___ Input rows

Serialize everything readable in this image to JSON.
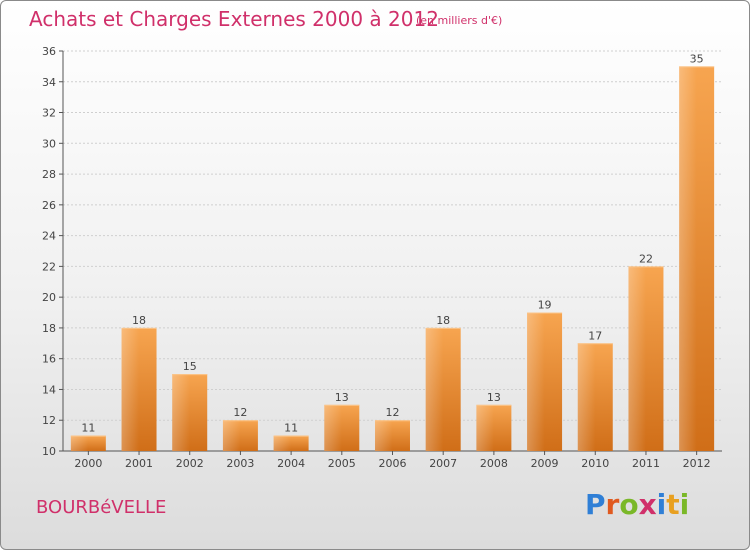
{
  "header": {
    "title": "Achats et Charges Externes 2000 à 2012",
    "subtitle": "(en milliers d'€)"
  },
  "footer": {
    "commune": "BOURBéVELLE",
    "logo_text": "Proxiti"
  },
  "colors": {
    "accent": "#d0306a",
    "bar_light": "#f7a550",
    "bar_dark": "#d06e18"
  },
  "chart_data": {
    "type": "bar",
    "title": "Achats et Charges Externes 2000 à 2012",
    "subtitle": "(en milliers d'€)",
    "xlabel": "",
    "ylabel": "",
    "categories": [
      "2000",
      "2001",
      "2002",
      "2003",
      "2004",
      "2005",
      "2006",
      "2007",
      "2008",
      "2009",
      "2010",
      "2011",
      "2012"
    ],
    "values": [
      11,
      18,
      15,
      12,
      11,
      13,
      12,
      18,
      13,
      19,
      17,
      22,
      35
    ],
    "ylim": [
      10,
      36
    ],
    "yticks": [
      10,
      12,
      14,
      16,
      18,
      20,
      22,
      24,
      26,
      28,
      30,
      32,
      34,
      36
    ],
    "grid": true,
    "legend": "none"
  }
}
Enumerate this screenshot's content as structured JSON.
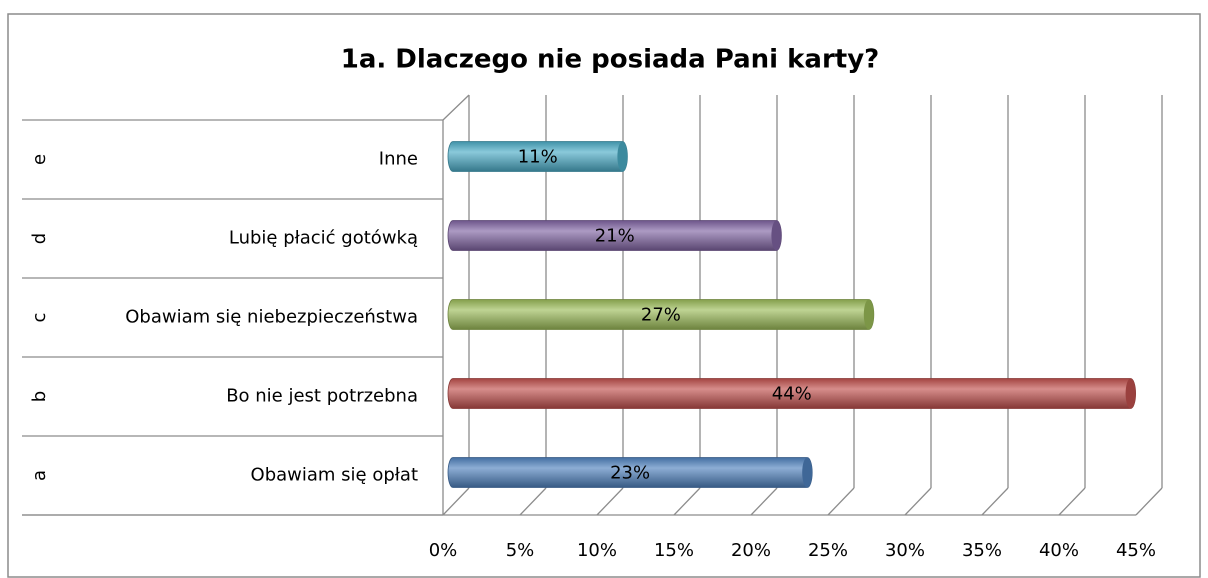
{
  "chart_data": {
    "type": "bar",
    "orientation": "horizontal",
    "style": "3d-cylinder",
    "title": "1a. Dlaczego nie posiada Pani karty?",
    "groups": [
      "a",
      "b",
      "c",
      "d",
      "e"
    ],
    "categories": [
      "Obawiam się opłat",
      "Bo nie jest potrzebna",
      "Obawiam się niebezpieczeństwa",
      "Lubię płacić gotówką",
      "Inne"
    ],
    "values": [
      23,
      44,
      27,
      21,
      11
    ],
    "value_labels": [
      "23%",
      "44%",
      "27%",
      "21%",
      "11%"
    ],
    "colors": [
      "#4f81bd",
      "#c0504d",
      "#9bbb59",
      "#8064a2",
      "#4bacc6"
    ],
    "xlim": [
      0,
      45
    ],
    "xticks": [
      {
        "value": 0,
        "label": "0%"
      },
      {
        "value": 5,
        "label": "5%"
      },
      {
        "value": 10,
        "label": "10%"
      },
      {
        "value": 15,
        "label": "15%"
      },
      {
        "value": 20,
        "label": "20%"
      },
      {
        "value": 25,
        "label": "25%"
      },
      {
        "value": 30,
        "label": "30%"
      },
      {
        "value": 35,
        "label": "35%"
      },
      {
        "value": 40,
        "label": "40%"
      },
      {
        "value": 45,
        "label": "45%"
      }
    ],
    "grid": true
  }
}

______

▶ _Given exercise_: Omit the pictures, and quote the material above exactly as given.

▶ _Reply_:
Serialize everything readable in this image to JSON.
{
  "header": {
    "title": "Achats et Charges Externes 2000 à 2012",
    "subtitle": "(en milliers d'€)"
  },
  "footer": {
    "commune": "BOURBéVELLE",
    "logo_text": "Proxiti"
  },
  "colors": {
    "accent": "#d0306a",
    "bar_light": "#f7a550",
    "bar_dark": "#d06e18"
  },
  "chart_data": {
    "type": "bar",
    "title": "Achats et Charges Externes 2000 à 2012",
    "subtitle": "(en milliers d'€)",
    "xlabel": "",
    "ylabel": "",
    "categories": [
      "2000",
      "2001",
      "2002",
      "2003",
      "2004",
      "2005",
      "2006",
      "2007",
      "2008",
      "2009",
      "2010",
      "2011",
      "2012"
    ],
    "values": [
      11,
      18,
      15,
      12,
      11,
      13,
      12,
      18,
      13,
      19,
      17,
      22,
      35
    ],
    "ylim": [
      10,
      36
    ],
    "yticks": [
      10,
      12,
      14,
      16,
      18,
      20,
      22,
      24,
      26,
      28,
      30,
      32,
      34,
      36
    ],
    "grid": true,
    "legend": "none"
  }
}
Enumerate this screenshot's content as structured JSON.
{
  "chart_data": {
    "type": "bar",
    "orientation": "horizontal",
    "style": "3d-cylinder",
    "title": "1a. Dlaczego nie posiada Pani karty?",
    "groups": [
      "a",
      "b",
      "c",
      "d",
      "e"
    ],
    "categories": [
      "Obawiam się opłat",
      "Bo nie jest potrzebna",
      "Obawiam się niebezpieczeństwa",
      "Lubię płacić gotówką",
      "Inne"
    ],
    "values": [
      23,
      44,
      27,
      21,
      11
    ],
    "value_labels": [
      "23%",
      "44%",
      "27%",
      "21%",
      "11%"
    ],
    "colors": [
      "#4f81bd",
      "#c0504d",
      "#9bbb59",
      "#8064a2",
      "#4bacc6"
    ],
    "xlim": [
      0,
      45
    ],
    "xticks": [
      {
        "value": 0,
        "label": "0%"
      },
      {
        "value": 5,
        "label": "5%"
      },
      {
        "value": 10,
        "label": "10%"
      },
      {
        "value": 15,
        "label": "15%"
      },
      {
        "value": 20,
        "label": "20%"
      },
      {
        "value": 25,
        "label": "25%"
      },
      {
        "value": 30,
        "label": "30%"
      },
      {
        "value": 35,
        "label": "35%"
      },
      {
        "value": 40,
        "label": "40%"
      },
      {
        "value": 45,
        "label": "45%"
      }
    ],
    "grid": true
  }
}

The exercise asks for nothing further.